(Data records)
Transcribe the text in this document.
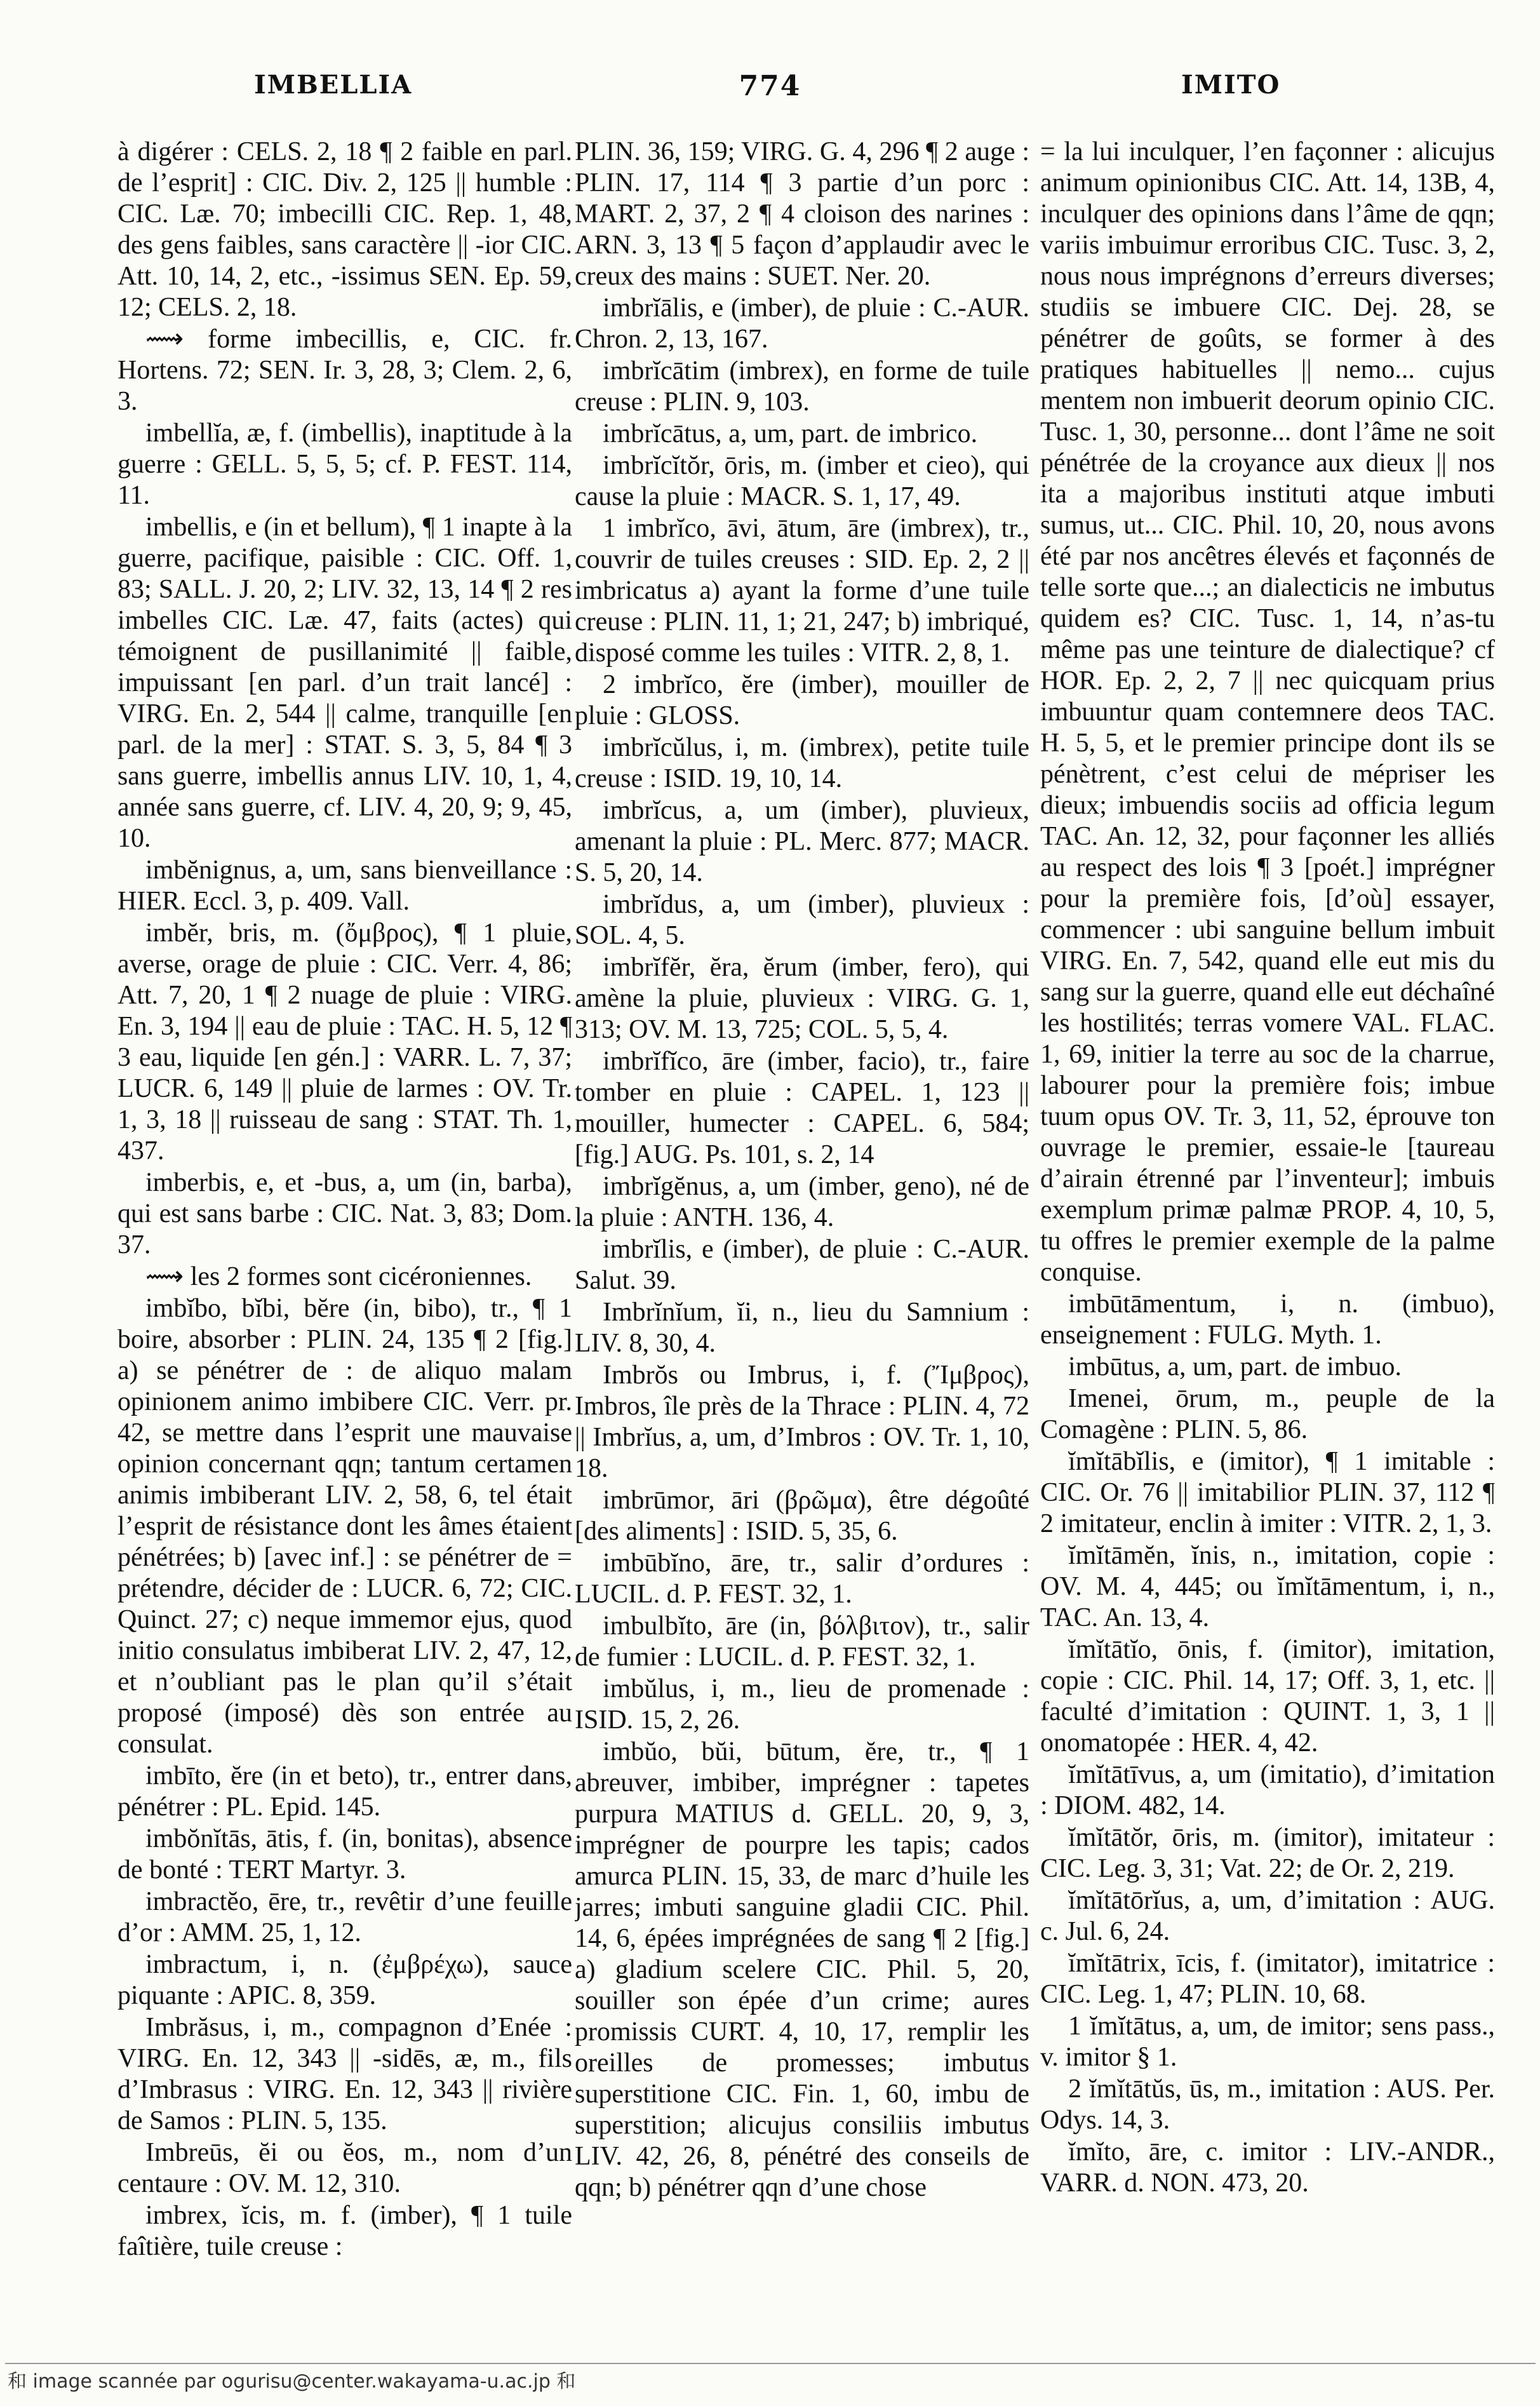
IMBELLIA	774	IMITO

à digérer : CELS. 2, 18 ¶ 2 faible en parl. de l’esprit] : CIC. Div. 2, 125 || humble : CIC. Læ. 70; imbecilli CIC. Rep. 1, 48, des gens faibles, sans caractère || -ior CIC. Att. 10, 14, 2, etc., -issimus SEN. Ep. 59, 12; CELS. 2, 18.

⟿ forme imbecillis, e, CIC. fr. Hortens. 72; SEN. Ir. 3, 28, 3; Clem. 2, 6, 3.

imbellĭa, æ, f. (imbellis), inaptitude à la guerre : GELL. 5, 5, 5; cf. P. FEST. 114, 11.

imbellis, e (in et bellum), ¶ 1 inapte à la guerre, pacifique, paisible : CIC. Off. 1, 83; SALL. J. 20, 2; LIV. 32, 13, 14 ¶ 2 res imbelles CIC. Læ. 47, faits (actes) qui témoignent de pusillanimité || faible, impuissant [en parl. d’un trait lancé] : VIRG. En. 2, 544 || calme, tranquille [en parl. de la mer] : STAT. S. 3, 5, 84 ¶ 3 sans guerre, imbellis annus LIV. 10, 1, 4, année sans guerre, cf. LIV. 4, 20, 9; 9, 45, 10.

imbĕnignus, a, um, sans bienveillance : HIER. Eccl. 3, p. 409. Vall.

imbĕr, bris, m. (ὄμβρος), ¶ 1 pluie, averse, orage de pluie : CIC. Verr. 4, 86; Att. 7, 20, 1 ¶ 2 nuage de pluie : VIRG. En. 3, 194 || eau de pluie : TAC. H. 5, 12 ¶ 3 eau, liquide [en gén.] : VARR. L. 7, 37; LUCR. 6, 149 || pluie de larmes : OV. Tr. 1, 3, 18 || ruisseau de sang : STAT. Th. 1, 437.

imberbis, e, et -bus, a, um (in, barba), qui est sans barbe : CIC. Nat. 3, 83; Dom. 37.

⟿ les 2 formes sont cicéroniennes.

imbĭbo, bĭbi, bĕre (in, bibo), tr., ¶ 1 boire, absorber : PLIN. 24, 135 ¶ 2 [fig.] a) se pénétrer de : de aliquo malam opinionem animo imbibere CIC. Verr. pr. 42, se mettre dans l’esprit une mauvaise opinion concernant qqn; tantum certamen animis imbiberant LIV. 2, 58, 6, tel était l’esprit de résistance dont les âmes étaient pénétrées; b) [avec inf.] : se pénétrer de = prétendre, décider de : LUCR. 6, 72; CIC. Quinct. 27; c) neque immemor ejus, quod initio consulatus imbiberat LIV. 2, 47, 12, et n’oubliant pas le plan qu’il s’était proposé (imposé) dès son entrée au consulat.

imbīto, ĕre (in et beto), tr., entrer dans, pénétrer : PL. Epid. 145.

imbŏnĭtās, ātis, f. (in, bonitas), absence de bonté : TERT Martyr. 3.

imbractĕo, ēre, tr., revêtir d’une feuille d’or : AMM. 25, 1, 12.

imbractum, i, n. (ἐμβρέχω), sauce piquante : APIC. 8, 359.

Imbrăsus, i, m., compagnon d’Enée : VIRG. En. 12, 343 || -sidēs, æ, m., fils d’Imbrasus : VIRG. En. 12, 343 || rivière de Samos : PLIN. 5, 135.

Imbreūs, ĕi ou ĕos, m., nom d’un centaure : OV. M. 12, 310.

imbrex, ĭcis, m. f. (imber), ¶ 1 tuile faîtière, tuile creuse :

PLIN. 36, 159; VIRG. G. 4, 296 ¶ 2 auge : PLIN. 17, 114 ¶ 3 partie d’un porc : MART. 2, 37, 2 ¶ 4 cloison des narines : ARN. 3, 13 ¶ 5 façon d’applaudir avec le creux des mains : SUET. Ner. 20.

imbrĭālis, e (imber), de pluie : C.-AUR. Chron. 2, 13, 167.

imbrĭcātim (imbrex), en forme de tuile creuse : PLIN. 9, 103.

imbrĭcātus, a, um, part. de imbrico.

imbrĭcĭtŏr, ōris, m. (imber et cieo), qui cause la pluie : MACR. S. 1, 17, 49.

1 imbrĭco, āvi, ātum, āre (imbrex), tr., couvrir de tuiles creuses : SID. Ep. 2, 2 || imbricatus a) ayant la forme d’une tuile creuse : PLIN. 11, 1; 21, 247; b) imbriqué, disposé comme les tuiles : VITR. 2, 8, 1.

2 imbrĭco, ĕre (imber), mouiller de pluie : GLOSS.

imbrĭcŭlus, i, m. (imbrex), petite tuile creuse : ISID. 19, 10, 14.

imbrĭcus, a, um (imber), pluvieux, amenant la pluie : PL. Merc. 877; MACR. S. 5, 20, 14.

imbrĭdus, a, um (imber), pluvieux : SOL. 4, 5.

imbrĭfĕr, ĕra, ĕrum (imber, fero), qui amène la pluie, pluvieux : VIRG. G. 1, 313; OV. M. 13, 725; COL. 5, 5, 4.

imbrĭfĭco, āre (imber, facio), tr., faire tomber en pluie : CAPEL. 1, 123 || mouiller, humecter : CAPEL. 6, 584; [fig.] AUG. Ps. 101, s. 2, 14

imbrĭgĕnus, a, um (imber, geno), né de la pluie : ANTH. 136, 4.

imbrĭlis, e (imber), de pluie : C.-AUR. Salut. 39.

Imbrĭnĭum, ĭi, n., lieu du Samnium : LIV. 8, 30, 4.

Imbrŏs ou Imbrus, i, f. (Ἴμβρος), Imbros, île près de la Thrace : PLIN. 4, 72 || Imbrĭus, a, um, d’Imbros : OV. Tr. 1, 10, 18.

imbrūmor, āri (βρῶμα), être dégoûté [des aliments] : ISID. 5, 35, 6.

imbūbĭno, āre, tr., salir d’ordures : LUCIL. d. P. FEST. 32, 1.

imbulbĭto, āre (in, βόλβιτον), tr., salir de fumier : LUCIL. d. P. FEST. 32, 1.

imbŭlus, i, m., lieu de promenade : ISID. 15, 2, 26.

imbŭo, bŭi, būtum, ĕre, tr., ¶ 1 abreuver, imbiber, imprégner : tapetes purpura MATIUS d. GELL. 20, 9, 3, imprégner de pourpre les tapis; cados amurca PLIN. 15, 33, de marc d’huile les jarres; imbuti sanguine gladii CIC. Phil. 14, 6, épées imprégnées de sang ¶ 2 [fig.] a) gladium scelere CIC. Phil. 5, 20, souiller son épée d’un crime; aures promissis CURT. 4, 10, 17, remplir les oreilles de promesses; imbutus superstitione CIC. Fin. 1, 60, imbu de superstition; alicujus consiliis imbutus LIV. 42, 26, 8, pénétré des conseils de qqn; b) pénétrer qqn d’une chose

= la lui inculquer, l’en façonner : alicujus animum opinionibus CIC. Att. 14, 13B, 4, inculquer des opinions dans l’âme de qqn; variis imbuimur erroribus CIC. Tusc. 3, 2, nous nous imprégnons d’erreurs diverses; studiis se imbuere CIC. Dej. 28, se pénétrer de goûts, se former à des pratiques habituelles || nemo... cujus mentem non imbuerit deorum opinio CIC. Tusc. 1, 30, personne... dont l’âme ne soit pénétrée de la croyance aux dieux || nos ita a majoribus instituti atque imbuti sumus, ut... CIC. Phil. 10, 20, nous avons été par nos ancêtres élevés et façonnés de telle sorte que...; an dialecticis ne imbutus quidem es? CIC. Tusc. 1, 14, n’as-tu même pas une teinture de dialectique? cf HOR. Ep. 2, 2, 7 || nec quicquam prius imbuuntur quam contemnere deos TAC. H. 5, 5, et le premier principe dont ils se pénètrent, c’est celui de mépriser les dieux; imbuendis sociis ad officia legum TAC. An. 12, 32, pour façonner les alliés au respect des lois ¶ 3 [poét.] imprégner pour la première fois, [d’où] essayer, commencer : ubi sanguine bellum imbuit VIRG. En. 7, 542, quand elle eut mis du sang sur la guerre, quand elle eut déchaîné les hostilités; terras vomere VAL. FLAC. 1, 69, initier la terre au soc de la charrue, labourer pour la première fois; imbue tuum opus OV. Tr. 3, 11, 52, éprouve ton ouvrage le premier, essaie-le [taureau d’airain étrenné par l’inventeur]; imbuis exemplum primæ palmæ PROP. 4, 10, 5, tu offres le premier exemple de la palme conquise.

imbūtāmentum, i, n. (imbuo), enseignement : FULG. Myth. 1.

imbūtus, a, um, part. de imbuo.

Imenei, ōrum, m., peuple de la Comagène : PLIN. 5, 86.

ĭmĭtābĭlis, e (imitor), ¶ 1 imitable : CIC. Or. 76 || imitabilior PLIN. 37, 112 ¶ 2 imitateur, enclin à imiter : VITR. 2, 1, 3.

ĭmĭtāmĕn, ĭnis, n., imitation, copie : OV. M. 4, 445; ou ĭmĭtāmentum, i, n., TAC. An. 13, 4.

ĭmĭtātĭo, ōnis, f. (imitor), imitation, copie : CIC. Phil. 14, 17; Off. 3, 1, etc. || faculté d’imitation : QUINT. 1, 3, 1 || onomatopée : HER. 4, 42.

ĭmĭtātīvus, a, um (imitatio), d’imitation : DIOM. 482, 14.

ĭmĭtātŏr, ōris, m. (imitor), imitateur : CIC. Leg. 3, 31; Vat. 22; de Or. 2, 219.

ĭmĭtātōrĭus, a, um, d’imitation : AUG. c. Jul. 6, 24.

ĭmĭtātrix, īcis, f. (imitator), imitatrice : CIC. Leg. 1, 47; PLIN. 10, 68.

1 ĭmĭtātus, a, um, de imitor; sens pass., v. imitor § 1.

2 ĭmĭtātŭs, ūs, m., imitation : AUS. Per. Odys. 14, 3.

ĭmĭto, āre, c. imitor : LIV.-ANDR., VARR. d. NON. 473, 20.

和 image scannée par ogurisu@center.wakayama-u.ac.jp 和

◆ **WRITTEN REQUEST**:
From the entries above, return each line with the word "copie" in it.

◆ **RESULT OF THE TASK**:
ĭmĭtāmĕn, ĭnis, n., imitation, copie : OV. M. 4, 445; ou ĭmĭtāmentum, i, n., TAC. An. 13, 4.
ĭmĭtātĭo, ōnis, f. (imitor), imitation, copie : CIC. Phil. 14, 17; Off. 3, 1, etc. || faculté d’imitation : QUINT. 1, 3, 1 || onomatopée : HER. 4, 42.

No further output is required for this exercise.